*** Provided passage ***

Alexander Harkavy (, , Aleksandr Garkavi; May 5, 1863 at Nowogrudok (), Minsk guberniya (governorate), Russian Empire (now Navahrudak, Hrodna Voblast, Belarus) - 1939 in New York City) was a Russian-born American writer, lexicographer and linguist.

Biography

Alexander Harkavy was educated privately, and at an early age evinced a predilection for philology. In 1879 he went to Vilna, where he worked in the printing-office of the Romm Brothers.

After the antisemitic pogroms of 1880 in Russia, Harkavy joined the Jewish Am Olam (Eternal People) back-to-the-land movement. Unlike Bilu, which directed its activities towards Palestine, Am Olam saw a Jewish future in the United States. In 1882 Harkavy emigrated to the United States. He however did not succeed in joining or establishing an agricultural Am Olam entity, finding himself in search of a living.

*** Records shown ***

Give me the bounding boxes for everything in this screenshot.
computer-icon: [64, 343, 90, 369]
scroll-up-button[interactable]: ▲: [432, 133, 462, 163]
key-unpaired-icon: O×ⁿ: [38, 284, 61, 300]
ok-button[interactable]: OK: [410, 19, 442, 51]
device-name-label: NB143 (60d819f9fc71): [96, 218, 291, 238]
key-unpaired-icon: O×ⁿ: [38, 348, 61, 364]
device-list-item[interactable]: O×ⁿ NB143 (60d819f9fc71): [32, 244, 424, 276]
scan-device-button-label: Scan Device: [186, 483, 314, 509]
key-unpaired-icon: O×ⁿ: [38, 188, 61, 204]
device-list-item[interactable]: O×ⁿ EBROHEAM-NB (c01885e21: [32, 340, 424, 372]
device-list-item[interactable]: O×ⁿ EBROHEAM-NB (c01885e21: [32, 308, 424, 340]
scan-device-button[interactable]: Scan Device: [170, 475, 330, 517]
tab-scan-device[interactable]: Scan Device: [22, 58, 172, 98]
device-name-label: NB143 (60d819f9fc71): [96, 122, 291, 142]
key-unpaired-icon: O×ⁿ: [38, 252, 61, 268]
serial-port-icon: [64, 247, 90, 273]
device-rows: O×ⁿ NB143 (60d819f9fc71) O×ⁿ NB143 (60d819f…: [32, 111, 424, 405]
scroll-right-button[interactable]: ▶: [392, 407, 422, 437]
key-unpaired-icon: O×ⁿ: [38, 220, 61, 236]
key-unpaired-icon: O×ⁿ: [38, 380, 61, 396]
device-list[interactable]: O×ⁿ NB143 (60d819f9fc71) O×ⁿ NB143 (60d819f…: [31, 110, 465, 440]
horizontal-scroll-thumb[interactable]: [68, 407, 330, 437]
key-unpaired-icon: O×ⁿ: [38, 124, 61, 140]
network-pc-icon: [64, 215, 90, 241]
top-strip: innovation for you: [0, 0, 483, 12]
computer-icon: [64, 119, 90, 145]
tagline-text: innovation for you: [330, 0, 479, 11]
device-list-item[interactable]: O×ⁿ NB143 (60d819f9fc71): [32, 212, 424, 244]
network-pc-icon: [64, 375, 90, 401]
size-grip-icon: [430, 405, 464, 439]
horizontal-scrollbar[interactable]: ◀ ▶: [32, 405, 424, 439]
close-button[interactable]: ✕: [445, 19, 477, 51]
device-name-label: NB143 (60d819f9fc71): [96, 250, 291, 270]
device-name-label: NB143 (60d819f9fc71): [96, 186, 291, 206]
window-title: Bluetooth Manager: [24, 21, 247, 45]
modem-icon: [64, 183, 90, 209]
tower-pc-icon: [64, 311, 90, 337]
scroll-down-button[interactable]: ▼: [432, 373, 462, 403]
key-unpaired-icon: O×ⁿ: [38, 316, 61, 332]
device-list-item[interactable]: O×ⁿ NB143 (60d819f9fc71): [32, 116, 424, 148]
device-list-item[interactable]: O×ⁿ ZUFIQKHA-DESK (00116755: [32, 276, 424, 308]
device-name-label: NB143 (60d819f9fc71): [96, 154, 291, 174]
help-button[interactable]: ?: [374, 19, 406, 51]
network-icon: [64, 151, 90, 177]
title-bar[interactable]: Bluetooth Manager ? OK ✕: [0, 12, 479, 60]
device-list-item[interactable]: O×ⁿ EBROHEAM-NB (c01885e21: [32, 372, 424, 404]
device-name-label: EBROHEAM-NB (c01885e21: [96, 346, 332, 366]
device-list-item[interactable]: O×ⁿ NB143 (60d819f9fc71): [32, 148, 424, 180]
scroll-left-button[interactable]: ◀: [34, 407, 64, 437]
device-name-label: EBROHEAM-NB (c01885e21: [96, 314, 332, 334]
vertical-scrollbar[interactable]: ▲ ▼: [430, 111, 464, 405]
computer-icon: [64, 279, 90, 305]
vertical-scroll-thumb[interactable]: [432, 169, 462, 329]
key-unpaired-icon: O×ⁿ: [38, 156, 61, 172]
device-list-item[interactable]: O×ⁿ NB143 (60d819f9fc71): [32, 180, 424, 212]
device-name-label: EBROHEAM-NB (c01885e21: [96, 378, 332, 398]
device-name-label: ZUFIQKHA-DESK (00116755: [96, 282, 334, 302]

***

Exercise requirements:
A - Answer these from the Alexander Harkavy biography, one line each:
(i) Where did Harkavy work after going to Vilna in 1879?
(ii) Unlike Bilu, where did Am Olam see a Jewish future?
(iii) In what year did Harkavy emigrate to the United States?
B - Pick up the Alexander Harkavy biography after its final sentence and keep writing.

Task responses:
A -
(i) In the printing-office of the Romm Brothers
(ii) In the United States
(iii) 1882

B -
He was in Paris in 1885, New York in 1886, Montreal in 1887, Baltimore in 1889 and back in New York in 1890. During these years of wandering Harkavy studied, taught, and published his first journalistic and scholarly compositions. In Montreal he achieved some acclaim among local Hebraists,  and founded a branch of Chovevei Zion, of which he served as president.

Harkavy published in lithograph form one issue of a Yiddish newspaper, Die Tzeit (The Time), the first Jewish newspaper in Canada. He also wrote the first history of the Jews in Canada.  Back in the United States he participated in the activities of the anarchist group Pionire der Frayhayt (Pioneers of Liberty). In Baltimore he published Der Idisher Progres (Jewish Progress) in 1890. He was one of the contributors to the Jewish Encyclopedia.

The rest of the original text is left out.